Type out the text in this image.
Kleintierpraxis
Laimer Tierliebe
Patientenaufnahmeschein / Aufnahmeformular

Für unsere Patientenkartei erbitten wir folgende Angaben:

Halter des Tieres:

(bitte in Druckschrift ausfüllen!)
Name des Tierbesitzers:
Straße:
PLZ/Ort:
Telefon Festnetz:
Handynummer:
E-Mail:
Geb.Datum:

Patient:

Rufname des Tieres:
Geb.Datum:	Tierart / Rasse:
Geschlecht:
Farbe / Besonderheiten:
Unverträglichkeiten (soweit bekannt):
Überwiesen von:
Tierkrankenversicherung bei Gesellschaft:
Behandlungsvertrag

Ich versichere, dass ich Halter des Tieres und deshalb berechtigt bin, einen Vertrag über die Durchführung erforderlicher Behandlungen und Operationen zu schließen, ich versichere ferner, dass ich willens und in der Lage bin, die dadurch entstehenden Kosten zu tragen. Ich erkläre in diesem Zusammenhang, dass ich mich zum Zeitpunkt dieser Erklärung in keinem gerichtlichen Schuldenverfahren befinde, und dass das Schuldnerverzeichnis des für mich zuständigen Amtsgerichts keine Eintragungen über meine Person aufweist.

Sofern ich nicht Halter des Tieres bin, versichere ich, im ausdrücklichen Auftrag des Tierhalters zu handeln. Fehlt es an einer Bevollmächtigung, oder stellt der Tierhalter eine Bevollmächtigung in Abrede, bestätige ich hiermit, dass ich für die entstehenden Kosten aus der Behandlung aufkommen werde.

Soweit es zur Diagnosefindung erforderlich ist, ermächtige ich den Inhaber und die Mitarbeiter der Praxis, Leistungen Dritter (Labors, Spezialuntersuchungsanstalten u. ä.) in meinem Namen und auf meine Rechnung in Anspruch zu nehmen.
======
= What needs to be done =
For each line of the entries that includes "dass", show that line.

= Correct response =
Ich versichere, dass ich Halter des Tieres und deshalb berechtigt bin, einen Vertrag über die Durchführung erforderlicher Behandlungen und Operationen zu schließen, ich versichere ferner, dass ich willens und in der Lage bin, die dadurch entstehenden Kosten zu tragen. Ich erkläre in diesem Zusammenhang, dass ich mich zum Zeitpunkt dieser Erklärung in keinem gerichtlichen Schuldenverfahren befinde, und dass das Schuldnerverzeichnis des für mich zuständigen Amtsgerichts keine Eintragungen über meine Person aufweist.
Sofern ich nicht Halter des Tieres bin, versichere ich, im ausdrücklichen Auftrag des Tierhalters zu handeln. Fehlt es an einer Bevollmächtigung, oder stellt der Tierhalter eine Bevollmächtigung in Abrede, bestätige ich hiermit, dass ich für die entstehenden Kosten aus der Behandlung aufkommen werde.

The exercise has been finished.